Below are entries. Pull out all lines containing "Cancelaron".

[START SOURCE RECORDS]

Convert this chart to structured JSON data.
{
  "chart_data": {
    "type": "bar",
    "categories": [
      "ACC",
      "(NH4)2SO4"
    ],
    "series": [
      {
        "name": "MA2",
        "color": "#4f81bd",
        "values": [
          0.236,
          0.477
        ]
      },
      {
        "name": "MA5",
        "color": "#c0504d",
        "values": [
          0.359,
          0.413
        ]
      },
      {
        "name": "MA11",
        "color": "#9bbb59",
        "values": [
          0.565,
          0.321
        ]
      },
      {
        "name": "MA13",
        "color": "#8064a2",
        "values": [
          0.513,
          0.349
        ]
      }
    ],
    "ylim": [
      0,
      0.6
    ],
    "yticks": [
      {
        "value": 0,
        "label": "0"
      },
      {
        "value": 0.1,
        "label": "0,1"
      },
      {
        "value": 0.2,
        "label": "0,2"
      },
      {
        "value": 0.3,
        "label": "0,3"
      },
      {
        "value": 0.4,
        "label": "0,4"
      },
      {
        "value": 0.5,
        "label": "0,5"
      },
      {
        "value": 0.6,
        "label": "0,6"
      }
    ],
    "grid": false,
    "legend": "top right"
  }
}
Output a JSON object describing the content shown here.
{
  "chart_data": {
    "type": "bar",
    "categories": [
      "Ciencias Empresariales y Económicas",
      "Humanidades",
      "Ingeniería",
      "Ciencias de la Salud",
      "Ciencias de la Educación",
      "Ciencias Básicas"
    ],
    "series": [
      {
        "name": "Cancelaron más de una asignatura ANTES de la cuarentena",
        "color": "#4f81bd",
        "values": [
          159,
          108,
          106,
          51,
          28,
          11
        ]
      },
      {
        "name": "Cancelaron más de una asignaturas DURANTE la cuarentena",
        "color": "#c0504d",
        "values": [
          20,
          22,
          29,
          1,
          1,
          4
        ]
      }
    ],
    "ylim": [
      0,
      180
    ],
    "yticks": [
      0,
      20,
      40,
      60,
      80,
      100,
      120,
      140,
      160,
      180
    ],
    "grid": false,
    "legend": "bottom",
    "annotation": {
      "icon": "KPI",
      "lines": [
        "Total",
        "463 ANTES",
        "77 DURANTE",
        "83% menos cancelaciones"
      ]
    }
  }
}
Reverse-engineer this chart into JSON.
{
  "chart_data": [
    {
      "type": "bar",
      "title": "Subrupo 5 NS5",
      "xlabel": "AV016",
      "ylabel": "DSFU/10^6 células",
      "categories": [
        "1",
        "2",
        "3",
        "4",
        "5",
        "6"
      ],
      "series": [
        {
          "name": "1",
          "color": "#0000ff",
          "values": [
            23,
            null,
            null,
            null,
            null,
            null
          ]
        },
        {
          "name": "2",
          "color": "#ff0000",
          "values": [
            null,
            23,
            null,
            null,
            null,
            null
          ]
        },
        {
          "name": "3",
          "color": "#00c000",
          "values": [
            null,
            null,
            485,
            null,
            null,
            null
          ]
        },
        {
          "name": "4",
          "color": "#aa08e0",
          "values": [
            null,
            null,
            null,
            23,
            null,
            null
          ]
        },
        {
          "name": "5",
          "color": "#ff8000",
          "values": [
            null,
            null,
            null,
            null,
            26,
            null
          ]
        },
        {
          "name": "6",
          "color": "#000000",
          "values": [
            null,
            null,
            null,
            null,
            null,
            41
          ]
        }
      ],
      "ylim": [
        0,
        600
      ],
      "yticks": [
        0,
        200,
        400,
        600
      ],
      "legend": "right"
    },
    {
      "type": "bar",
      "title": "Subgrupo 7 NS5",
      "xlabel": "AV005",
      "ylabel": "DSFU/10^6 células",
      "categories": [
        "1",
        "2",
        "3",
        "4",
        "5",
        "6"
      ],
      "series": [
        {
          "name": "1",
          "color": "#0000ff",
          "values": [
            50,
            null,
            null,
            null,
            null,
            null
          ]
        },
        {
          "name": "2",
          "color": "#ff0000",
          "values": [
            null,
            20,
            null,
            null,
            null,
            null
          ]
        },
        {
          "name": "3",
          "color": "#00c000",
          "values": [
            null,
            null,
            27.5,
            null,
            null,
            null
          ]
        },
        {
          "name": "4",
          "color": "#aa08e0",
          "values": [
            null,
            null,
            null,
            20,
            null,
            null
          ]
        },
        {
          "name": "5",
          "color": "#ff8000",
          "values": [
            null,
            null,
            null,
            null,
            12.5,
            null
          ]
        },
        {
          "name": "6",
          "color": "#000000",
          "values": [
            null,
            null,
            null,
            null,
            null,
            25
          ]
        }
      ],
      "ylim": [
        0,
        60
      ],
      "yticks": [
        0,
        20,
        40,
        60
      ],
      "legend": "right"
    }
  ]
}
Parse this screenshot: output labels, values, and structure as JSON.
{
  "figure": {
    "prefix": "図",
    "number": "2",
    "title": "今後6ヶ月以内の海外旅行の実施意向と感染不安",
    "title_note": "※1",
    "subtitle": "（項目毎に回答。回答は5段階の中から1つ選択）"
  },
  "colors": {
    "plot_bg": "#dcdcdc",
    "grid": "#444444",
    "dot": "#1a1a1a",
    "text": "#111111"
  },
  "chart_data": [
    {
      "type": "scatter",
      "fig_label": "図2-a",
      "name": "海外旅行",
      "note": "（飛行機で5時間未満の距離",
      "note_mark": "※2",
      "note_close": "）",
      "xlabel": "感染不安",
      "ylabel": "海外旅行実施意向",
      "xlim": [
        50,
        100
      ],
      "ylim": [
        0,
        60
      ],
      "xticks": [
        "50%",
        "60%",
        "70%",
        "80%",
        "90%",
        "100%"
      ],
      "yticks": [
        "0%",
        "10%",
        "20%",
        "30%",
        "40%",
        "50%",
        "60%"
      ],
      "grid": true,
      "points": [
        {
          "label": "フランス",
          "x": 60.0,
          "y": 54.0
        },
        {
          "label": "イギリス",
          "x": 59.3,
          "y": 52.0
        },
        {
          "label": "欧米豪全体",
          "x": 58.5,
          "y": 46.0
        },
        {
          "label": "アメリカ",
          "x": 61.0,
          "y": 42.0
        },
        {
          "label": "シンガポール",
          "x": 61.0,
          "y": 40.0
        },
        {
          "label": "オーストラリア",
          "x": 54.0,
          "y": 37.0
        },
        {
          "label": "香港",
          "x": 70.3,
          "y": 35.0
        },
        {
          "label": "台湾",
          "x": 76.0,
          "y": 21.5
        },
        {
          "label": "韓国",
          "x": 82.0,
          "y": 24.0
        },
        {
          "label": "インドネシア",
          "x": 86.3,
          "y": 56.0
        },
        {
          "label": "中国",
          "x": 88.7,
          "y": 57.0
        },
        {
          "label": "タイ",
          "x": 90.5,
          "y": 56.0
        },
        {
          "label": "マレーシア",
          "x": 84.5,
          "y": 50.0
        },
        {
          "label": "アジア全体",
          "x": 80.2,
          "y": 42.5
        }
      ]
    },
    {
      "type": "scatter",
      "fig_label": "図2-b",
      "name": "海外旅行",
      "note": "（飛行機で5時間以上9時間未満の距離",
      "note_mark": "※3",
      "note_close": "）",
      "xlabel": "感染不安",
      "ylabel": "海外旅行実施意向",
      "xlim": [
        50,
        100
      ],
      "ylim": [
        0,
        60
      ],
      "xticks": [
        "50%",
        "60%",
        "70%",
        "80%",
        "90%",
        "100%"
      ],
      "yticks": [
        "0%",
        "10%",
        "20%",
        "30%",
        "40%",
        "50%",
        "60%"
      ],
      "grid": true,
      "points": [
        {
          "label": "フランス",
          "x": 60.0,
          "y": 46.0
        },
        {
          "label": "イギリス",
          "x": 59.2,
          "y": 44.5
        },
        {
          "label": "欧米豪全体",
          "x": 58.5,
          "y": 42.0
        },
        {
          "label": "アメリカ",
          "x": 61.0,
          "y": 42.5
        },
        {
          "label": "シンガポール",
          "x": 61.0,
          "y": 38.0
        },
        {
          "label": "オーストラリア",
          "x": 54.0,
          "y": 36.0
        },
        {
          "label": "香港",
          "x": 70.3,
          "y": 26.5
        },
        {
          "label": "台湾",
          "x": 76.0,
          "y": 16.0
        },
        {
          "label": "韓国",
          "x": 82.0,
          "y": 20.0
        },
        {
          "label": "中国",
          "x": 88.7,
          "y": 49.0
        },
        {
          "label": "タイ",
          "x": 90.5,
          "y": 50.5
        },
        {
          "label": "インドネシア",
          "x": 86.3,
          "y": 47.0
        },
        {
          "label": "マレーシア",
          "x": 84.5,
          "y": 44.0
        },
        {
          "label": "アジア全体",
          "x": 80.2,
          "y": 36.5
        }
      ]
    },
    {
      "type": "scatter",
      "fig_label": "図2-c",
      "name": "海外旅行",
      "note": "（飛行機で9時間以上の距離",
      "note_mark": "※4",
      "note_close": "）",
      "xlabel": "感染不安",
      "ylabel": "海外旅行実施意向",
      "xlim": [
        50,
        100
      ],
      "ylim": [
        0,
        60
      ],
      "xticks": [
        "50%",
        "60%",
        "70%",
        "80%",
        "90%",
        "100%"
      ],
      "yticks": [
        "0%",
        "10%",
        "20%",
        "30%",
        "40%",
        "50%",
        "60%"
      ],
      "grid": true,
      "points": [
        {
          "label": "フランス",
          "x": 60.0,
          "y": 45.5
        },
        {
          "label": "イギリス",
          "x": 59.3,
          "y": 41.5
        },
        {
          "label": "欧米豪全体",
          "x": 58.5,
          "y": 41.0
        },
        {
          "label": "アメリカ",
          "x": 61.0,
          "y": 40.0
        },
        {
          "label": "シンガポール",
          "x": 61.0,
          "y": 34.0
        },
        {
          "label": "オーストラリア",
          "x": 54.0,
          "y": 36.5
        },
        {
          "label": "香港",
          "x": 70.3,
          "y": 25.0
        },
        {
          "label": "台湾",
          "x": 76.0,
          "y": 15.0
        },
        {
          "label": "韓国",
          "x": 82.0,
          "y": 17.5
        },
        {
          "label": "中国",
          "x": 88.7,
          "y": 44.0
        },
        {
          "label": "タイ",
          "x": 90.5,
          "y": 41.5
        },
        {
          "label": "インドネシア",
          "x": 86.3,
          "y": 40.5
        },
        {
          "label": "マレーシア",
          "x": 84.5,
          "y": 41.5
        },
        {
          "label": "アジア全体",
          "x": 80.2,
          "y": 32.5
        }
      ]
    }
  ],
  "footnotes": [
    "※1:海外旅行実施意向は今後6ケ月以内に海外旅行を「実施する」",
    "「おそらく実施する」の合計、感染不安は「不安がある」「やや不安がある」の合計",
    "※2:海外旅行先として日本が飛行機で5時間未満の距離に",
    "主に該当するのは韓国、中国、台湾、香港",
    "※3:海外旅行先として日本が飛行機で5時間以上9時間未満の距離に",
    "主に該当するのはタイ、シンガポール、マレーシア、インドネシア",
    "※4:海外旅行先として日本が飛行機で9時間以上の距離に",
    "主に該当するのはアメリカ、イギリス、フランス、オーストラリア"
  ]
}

[END SOURCE RECORDS]

→ WORKED ANSWER
        "name": "Cancelaron más de una asignatura ANTES de la cuarentena",
        "name": "Cancelaron más de una asignaturas DURANTE la cuarentena",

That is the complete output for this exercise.